▶ **PROBLEM STATEMENT**:
Select the lines below containing the word "this".
----------
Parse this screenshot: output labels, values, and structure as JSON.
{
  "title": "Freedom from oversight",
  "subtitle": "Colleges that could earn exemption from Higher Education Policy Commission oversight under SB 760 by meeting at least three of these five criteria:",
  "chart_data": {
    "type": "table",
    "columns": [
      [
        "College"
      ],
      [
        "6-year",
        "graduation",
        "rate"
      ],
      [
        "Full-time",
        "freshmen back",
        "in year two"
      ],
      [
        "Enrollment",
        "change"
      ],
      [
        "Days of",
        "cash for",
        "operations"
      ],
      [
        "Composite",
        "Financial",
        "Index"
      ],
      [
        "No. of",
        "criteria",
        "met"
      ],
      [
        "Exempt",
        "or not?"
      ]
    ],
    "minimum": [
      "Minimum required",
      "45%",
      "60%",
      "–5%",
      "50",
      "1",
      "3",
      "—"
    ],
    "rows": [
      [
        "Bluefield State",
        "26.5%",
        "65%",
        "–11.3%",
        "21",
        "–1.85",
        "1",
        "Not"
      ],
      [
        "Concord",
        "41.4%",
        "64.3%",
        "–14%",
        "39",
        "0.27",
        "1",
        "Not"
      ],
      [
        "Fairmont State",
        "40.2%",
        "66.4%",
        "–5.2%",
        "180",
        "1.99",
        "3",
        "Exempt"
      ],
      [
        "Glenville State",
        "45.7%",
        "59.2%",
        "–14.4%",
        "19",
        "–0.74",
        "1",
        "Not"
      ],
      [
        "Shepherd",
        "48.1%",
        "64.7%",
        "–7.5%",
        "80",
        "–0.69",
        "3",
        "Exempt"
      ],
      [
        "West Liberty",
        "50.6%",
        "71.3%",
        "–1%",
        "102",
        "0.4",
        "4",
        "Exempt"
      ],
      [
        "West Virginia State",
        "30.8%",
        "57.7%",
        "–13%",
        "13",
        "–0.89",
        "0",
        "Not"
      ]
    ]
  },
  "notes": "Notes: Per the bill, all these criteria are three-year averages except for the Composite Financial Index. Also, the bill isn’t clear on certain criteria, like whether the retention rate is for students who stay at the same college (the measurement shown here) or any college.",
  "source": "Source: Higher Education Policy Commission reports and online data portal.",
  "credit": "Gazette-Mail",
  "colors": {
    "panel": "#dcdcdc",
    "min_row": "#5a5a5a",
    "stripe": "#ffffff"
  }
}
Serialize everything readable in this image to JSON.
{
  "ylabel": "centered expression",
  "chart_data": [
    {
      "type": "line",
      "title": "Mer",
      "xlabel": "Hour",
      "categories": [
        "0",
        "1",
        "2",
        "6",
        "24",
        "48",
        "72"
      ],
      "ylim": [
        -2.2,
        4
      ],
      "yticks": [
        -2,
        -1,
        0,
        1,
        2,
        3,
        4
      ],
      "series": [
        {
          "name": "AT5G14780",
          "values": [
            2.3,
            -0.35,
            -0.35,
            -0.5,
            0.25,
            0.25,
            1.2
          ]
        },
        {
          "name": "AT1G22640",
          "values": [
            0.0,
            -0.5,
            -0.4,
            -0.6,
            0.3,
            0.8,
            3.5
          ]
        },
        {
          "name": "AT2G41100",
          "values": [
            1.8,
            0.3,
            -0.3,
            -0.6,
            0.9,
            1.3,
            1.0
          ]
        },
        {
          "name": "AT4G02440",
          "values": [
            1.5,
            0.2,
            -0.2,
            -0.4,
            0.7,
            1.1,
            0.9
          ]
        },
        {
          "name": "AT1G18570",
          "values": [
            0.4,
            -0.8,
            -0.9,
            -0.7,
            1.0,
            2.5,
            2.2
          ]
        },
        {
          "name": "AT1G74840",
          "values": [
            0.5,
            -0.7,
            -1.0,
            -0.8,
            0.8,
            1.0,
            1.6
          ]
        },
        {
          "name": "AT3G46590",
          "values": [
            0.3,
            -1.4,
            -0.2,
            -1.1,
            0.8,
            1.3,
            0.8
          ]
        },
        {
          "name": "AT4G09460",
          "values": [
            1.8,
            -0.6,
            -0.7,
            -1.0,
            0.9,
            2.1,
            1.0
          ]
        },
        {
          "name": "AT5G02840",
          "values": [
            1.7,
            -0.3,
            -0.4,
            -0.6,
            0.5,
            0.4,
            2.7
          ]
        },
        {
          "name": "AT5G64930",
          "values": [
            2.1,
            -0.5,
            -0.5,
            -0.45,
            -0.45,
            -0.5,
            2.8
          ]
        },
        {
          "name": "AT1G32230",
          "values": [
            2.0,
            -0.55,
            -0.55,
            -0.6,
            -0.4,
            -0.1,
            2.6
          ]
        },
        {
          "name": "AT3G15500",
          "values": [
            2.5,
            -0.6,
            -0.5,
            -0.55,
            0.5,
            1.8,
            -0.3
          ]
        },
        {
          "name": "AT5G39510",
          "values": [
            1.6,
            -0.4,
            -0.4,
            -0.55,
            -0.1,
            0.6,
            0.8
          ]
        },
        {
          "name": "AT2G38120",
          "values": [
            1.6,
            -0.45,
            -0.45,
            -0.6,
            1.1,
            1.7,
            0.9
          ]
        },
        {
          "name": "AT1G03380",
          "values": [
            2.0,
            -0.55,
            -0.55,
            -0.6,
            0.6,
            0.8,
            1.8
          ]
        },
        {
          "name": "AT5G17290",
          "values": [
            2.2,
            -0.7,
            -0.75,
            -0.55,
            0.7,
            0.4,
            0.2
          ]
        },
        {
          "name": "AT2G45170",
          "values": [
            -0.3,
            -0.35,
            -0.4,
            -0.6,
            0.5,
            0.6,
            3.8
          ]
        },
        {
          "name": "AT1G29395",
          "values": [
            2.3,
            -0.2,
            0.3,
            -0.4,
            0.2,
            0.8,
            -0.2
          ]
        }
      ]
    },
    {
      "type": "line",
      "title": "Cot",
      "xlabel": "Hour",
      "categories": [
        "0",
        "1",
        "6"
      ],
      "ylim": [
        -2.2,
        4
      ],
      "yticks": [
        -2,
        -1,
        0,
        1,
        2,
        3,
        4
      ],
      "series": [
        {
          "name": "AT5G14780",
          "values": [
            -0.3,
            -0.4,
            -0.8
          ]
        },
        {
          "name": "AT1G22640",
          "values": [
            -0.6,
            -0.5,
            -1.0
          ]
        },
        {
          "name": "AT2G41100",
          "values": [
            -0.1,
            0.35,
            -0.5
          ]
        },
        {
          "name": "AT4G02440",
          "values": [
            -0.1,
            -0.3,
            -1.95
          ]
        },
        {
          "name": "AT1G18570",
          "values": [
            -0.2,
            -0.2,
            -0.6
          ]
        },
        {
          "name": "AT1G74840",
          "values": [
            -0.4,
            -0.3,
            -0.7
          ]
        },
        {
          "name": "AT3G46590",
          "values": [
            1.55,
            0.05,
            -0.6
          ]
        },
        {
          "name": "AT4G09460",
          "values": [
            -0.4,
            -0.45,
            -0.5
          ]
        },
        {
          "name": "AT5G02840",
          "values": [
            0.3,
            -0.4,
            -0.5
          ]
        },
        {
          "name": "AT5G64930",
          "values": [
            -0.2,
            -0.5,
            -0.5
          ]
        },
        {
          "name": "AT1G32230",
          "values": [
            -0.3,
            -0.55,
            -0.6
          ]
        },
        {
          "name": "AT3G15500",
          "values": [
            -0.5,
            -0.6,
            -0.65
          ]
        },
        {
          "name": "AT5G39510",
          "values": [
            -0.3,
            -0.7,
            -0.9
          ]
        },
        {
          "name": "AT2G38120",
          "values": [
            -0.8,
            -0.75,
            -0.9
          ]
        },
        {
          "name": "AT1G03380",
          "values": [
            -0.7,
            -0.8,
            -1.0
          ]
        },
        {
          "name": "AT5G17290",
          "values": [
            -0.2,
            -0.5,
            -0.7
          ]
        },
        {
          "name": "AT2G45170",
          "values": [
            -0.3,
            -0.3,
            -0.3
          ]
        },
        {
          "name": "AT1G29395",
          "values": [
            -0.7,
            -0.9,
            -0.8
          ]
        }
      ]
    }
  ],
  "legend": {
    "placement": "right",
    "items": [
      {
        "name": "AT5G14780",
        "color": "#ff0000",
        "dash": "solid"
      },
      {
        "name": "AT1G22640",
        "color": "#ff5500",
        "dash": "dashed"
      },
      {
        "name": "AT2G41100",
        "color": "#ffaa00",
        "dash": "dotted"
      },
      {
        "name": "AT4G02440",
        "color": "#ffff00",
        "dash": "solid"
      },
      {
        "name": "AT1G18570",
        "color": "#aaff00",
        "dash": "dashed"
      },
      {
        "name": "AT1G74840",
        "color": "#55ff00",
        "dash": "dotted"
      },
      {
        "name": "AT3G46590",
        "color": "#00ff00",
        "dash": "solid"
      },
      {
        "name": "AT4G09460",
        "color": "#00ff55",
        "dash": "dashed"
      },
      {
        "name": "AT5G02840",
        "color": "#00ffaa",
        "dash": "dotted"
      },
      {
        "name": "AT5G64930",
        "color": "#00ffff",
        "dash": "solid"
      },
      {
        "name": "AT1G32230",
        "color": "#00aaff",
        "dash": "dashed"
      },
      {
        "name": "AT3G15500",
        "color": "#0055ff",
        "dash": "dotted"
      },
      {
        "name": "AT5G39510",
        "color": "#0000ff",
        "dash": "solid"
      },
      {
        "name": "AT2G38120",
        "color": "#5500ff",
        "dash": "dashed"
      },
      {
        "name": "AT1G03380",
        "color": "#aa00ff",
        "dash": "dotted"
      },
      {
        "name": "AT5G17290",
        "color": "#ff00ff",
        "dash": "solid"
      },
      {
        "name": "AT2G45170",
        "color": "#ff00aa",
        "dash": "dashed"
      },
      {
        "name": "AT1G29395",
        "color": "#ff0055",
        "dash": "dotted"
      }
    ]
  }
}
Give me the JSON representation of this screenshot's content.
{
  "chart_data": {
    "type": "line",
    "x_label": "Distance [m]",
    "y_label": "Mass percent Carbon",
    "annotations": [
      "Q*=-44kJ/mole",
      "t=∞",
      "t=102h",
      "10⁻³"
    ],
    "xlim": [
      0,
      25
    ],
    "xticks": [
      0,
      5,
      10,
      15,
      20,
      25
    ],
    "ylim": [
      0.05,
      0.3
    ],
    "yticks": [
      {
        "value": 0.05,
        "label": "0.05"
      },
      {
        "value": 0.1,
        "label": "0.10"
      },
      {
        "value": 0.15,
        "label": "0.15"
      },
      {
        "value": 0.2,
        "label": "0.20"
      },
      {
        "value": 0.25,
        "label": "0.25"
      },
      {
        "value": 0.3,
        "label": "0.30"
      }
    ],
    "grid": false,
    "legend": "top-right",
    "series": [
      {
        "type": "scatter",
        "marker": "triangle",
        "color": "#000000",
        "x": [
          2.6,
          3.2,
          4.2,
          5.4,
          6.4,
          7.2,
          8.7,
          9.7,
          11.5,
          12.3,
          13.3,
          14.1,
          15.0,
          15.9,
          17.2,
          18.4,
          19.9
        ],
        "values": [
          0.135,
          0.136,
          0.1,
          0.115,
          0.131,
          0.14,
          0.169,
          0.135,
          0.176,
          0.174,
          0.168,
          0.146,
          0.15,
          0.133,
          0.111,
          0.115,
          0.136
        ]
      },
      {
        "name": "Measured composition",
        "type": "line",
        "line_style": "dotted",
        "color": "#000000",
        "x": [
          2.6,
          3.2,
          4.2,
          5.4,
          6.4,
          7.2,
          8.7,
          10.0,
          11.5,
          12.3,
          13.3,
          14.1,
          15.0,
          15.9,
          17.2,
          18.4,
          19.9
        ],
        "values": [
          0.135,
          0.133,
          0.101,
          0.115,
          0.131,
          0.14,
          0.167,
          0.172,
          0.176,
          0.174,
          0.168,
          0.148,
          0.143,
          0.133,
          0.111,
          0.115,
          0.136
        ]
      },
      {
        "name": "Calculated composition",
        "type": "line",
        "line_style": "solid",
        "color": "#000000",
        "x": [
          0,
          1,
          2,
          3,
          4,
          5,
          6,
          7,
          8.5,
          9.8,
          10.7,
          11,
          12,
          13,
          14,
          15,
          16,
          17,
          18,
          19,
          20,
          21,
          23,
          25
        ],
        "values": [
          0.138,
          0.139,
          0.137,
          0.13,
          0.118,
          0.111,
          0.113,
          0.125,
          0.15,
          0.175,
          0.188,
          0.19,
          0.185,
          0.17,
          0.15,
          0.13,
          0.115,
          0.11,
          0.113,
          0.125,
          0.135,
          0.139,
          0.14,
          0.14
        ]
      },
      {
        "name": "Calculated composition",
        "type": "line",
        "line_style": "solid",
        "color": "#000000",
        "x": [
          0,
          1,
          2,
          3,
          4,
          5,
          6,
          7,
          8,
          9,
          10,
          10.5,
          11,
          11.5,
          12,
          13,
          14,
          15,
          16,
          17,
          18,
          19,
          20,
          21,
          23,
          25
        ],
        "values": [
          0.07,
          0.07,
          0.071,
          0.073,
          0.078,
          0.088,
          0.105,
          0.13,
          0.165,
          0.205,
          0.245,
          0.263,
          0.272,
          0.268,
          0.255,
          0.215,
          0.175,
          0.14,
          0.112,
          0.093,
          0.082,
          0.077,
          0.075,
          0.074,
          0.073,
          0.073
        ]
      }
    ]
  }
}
----------
▶ **SOLUTION BELOW**:
Parse this screenshot: output labels, values, and structure as JSON.
Serialize everything readable in this image to JSON.
Give me the JSON representation of this screenshot's content.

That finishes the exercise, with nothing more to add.